WHAT THE EXERCISE ASKS => In the material below, find every line with "Ramnicu" and pull it out.

EXTRACTED ENTRIES =>
#####
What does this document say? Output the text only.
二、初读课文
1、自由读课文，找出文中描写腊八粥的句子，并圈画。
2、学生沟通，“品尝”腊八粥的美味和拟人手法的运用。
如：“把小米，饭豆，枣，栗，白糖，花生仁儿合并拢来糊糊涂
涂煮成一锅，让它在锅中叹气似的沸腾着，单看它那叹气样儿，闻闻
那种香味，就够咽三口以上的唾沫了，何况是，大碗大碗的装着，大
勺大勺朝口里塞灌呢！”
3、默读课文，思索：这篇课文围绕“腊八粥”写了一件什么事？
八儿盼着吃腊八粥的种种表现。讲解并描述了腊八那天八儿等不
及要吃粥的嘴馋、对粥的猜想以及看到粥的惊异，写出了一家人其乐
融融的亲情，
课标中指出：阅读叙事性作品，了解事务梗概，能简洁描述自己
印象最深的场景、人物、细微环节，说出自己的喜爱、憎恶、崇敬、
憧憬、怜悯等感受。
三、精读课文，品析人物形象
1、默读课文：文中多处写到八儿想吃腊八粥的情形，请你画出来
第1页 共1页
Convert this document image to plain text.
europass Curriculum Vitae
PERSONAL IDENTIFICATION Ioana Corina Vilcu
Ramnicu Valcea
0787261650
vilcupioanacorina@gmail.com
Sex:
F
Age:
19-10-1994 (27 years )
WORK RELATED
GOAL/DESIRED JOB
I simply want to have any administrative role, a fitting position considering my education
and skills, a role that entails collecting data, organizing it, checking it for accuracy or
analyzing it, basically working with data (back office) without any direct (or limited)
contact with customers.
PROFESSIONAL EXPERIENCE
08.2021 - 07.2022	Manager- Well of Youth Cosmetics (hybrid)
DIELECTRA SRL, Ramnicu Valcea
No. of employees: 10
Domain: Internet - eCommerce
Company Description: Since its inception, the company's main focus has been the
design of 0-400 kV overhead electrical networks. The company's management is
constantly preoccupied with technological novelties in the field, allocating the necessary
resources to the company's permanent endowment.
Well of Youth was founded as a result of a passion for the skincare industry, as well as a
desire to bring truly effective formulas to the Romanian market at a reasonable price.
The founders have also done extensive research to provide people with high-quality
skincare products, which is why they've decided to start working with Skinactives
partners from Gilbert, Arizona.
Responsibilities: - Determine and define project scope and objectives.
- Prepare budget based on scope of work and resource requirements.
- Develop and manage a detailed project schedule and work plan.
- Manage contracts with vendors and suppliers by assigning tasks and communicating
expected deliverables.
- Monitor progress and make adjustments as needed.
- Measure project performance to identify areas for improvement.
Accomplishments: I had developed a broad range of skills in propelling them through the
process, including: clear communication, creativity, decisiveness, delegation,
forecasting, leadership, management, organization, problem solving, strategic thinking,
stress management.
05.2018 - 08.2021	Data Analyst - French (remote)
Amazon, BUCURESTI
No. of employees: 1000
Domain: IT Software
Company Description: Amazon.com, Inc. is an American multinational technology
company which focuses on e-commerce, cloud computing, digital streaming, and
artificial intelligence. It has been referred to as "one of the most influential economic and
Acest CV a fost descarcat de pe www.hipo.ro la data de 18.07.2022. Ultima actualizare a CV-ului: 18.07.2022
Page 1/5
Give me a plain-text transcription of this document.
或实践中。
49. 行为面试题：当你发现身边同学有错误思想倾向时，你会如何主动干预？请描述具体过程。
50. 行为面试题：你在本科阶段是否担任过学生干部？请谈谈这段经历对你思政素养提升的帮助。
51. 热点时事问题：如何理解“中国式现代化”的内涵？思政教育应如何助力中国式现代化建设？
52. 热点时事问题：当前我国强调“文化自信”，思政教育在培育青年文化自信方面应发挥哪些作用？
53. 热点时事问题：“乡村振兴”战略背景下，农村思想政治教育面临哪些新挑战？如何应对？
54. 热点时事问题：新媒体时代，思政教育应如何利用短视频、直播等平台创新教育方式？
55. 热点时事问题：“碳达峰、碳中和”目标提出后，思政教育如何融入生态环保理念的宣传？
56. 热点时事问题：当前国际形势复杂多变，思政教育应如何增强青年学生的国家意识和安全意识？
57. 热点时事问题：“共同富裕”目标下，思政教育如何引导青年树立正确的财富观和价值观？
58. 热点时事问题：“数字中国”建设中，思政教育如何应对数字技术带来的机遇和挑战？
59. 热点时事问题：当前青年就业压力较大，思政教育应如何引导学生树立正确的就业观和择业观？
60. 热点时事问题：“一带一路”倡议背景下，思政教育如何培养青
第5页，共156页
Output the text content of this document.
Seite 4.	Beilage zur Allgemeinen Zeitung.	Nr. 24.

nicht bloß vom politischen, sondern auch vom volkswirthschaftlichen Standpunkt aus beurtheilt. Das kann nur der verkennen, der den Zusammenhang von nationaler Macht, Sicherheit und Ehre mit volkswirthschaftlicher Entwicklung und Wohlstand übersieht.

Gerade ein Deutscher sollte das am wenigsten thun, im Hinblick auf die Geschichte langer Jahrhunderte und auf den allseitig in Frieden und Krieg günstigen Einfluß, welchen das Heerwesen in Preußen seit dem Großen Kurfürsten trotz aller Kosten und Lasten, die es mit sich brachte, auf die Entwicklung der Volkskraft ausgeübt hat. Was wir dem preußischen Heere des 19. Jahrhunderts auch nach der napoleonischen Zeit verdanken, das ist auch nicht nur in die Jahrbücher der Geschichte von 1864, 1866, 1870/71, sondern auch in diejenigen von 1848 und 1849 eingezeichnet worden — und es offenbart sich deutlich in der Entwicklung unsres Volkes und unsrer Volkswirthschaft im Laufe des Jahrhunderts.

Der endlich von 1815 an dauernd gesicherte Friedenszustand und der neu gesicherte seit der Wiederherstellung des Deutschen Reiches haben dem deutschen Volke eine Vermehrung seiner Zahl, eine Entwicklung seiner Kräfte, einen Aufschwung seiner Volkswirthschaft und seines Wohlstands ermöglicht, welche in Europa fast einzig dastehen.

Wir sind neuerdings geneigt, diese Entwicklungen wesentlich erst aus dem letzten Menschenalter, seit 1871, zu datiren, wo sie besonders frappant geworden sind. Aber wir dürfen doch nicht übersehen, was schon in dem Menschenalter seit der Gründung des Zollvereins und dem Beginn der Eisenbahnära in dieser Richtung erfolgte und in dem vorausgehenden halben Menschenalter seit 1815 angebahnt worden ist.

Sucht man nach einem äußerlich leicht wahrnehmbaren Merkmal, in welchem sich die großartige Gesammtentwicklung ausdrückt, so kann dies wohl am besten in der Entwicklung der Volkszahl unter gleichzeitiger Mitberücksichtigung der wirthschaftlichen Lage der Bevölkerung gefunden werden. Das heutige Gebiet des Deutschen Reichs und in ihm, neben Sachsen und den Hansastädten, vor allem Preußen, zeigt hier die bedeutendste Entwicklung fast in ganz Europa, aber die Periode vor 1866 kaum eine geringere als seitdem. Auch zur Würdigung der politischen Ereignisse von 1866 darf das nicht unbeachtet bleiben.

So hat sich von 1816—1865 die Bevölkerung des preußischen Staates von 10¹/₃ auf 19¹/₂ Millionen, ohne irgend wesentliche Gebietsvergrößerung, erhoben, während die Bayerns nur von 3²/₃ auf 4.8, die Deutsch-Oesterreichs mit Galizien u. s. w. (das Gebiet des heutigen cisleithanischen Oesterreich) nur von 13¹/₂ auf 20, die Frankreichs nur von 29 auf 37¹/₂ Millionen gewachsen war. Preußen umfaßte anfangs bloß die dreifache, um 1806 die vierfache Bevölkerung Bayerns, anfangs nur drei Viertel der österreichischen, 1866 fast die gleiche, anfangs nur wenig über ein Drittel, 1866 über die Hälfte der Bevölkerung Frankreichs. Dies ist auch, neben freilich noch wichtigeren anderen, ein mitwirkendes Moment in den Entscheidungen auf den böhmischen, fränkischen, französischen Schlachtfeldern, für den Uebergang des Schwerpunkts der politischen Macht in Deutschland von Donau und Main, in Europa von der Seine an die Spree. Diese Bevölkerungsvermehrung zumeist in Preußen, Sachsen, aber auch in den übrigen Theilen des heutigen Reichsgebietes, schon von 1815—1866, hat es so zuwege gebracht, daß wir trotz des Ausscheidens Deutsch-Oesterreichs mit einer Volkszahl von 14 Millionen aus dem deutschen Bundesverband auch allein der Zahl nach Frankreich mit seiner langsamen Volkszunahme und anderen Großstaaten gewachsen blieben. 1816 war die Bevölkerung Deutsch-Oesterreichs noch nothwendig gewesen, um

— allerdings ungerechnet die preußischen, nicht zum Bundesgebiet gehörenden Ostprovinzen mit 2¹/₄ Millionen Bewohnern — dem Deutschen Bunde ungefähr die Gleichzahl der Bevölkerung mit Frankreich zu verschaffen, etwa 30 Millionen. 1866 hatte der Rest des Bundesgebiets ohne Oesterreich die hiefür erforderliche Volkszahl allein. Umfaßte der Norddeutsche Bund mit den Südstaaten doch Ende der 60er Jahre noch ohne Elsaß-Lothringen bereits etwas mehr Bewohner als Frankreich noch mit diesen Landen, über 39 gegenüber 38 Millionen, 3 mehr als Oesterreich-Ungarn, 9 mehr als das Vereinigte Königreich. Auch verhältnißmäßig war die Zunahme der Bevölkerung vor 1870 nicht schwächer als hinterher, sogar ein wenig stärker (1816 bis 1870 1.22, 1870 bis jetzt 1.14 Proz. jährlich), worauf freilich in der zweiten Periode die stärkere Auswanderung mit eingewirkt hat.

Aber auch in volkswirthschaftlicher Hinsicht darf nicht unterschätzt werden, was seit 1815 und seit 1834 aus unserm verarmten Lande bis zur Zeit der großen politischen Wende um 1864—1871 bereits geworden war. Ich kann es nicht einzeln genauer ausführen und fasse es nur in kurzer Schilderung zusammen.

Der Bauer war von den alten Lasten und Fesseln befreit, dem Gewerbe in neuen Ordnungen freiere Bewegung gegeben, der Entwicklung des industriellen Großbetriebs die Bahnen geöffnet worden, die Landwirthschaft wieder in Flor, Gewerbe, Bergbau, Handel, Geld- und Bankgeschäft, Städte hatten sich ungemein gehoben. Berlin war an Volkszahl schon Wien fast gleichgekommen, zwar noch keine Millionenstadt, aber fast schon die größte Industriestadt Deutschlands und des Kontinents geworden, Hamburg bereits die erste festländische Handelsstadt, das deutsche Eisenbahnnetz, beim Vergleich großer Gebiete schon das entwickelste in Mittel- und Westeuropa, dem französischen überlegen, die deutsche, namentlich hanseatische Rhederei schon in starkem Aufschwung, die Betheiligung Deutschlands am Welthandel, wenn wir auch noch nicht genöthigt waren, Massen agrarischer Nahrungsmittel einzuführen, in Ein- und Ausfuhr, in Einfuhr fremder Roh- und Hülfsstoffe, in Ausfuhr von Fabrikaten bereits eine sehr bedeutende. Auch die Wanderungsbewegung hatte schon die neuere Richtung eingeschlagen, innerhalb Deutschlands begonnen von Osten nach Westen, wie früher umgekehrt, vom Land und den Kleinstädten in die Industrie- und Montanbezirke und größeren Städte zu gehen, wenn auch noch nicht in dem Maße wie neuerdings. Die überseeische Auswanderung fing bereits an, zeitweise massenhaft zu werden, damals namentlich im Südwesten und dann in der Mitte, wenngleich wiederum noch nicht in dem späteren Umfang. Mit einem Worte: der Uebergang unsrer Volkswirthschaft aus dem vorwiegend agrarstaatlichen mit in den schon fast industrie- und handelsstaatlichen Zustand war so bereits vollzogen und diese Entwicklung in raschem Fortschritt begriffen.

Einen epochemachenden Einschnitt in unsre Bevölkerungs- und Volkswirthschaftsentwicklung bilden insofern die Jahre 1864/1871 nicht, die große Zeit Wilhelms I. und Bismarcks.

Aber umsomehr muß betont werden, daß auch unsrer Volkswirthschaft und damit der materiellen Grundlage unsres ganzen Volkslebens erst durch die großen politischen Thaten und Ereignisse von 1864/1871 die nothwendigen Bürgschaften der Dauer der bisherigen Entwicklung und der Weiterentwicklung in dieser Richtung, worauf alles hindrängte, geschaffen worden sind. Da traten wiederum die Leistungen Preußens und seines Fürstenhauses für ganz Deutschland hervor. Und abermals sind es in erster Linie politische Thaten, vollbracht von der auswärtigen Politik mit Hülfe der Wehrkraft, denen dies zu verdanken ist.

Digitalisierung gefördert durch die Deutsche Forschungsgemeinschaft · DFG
#####
ANSWER =>
Ramnicu Valcea
DIELECTRA SRL, Ramnicu Valcea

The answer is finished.